*Stated problem*:
Go through the records line by line and work out how many lines hold the word "info". Answer with the number only.

*Records supplied*:

##############################

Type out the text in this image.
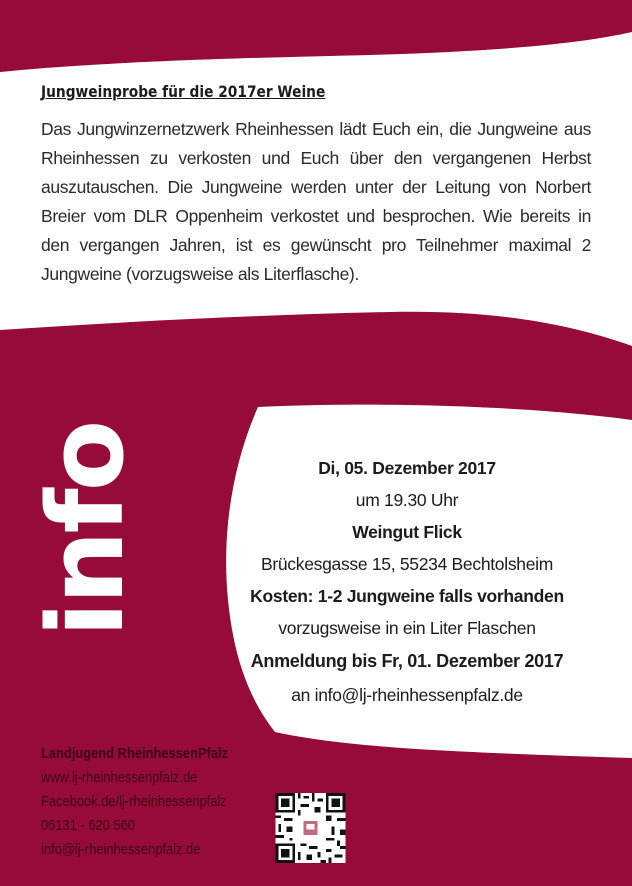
Jungweinprobe für die 2017er Weine

Das Jungwinzernetzwerk Rheinhessen lädt Euch ein, die Jungweine aus Rheinhessen zu verkosten und Euch über den vergangenen Herbst auszutauschen. Die Jungweine werden unter der Leitung von Norbert Breier vom DLR Oppenheim verkostet und besprochen. Wie bereits in den vergangen Jahren, ist es gewünscht pro Teilnehmer maximal 2 Jungweine (vorzugsweise als Literflasche).

info	Di, 05. Dezember 2017
um 19.30 Uhr
Weingut Flick
Brückesgasse 15, 55234 Bechtolsheim
Kosten: 1-2 Jungweine falls vorhanden
vorzugsweise in ein Liter Flaschen
Anmeldung bis Fr, 01. Dezember 2017
an info@lj-rheinhessenpfalz.de
Landjugend RheinhessenPfalz
www.lj-rheinhessenpfalz.de
Facebook.de/lj-rheinhessenpfalz
06131 - 620 560
info@lj-rheinhessenpfalz.de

##############################

*Written response*:
3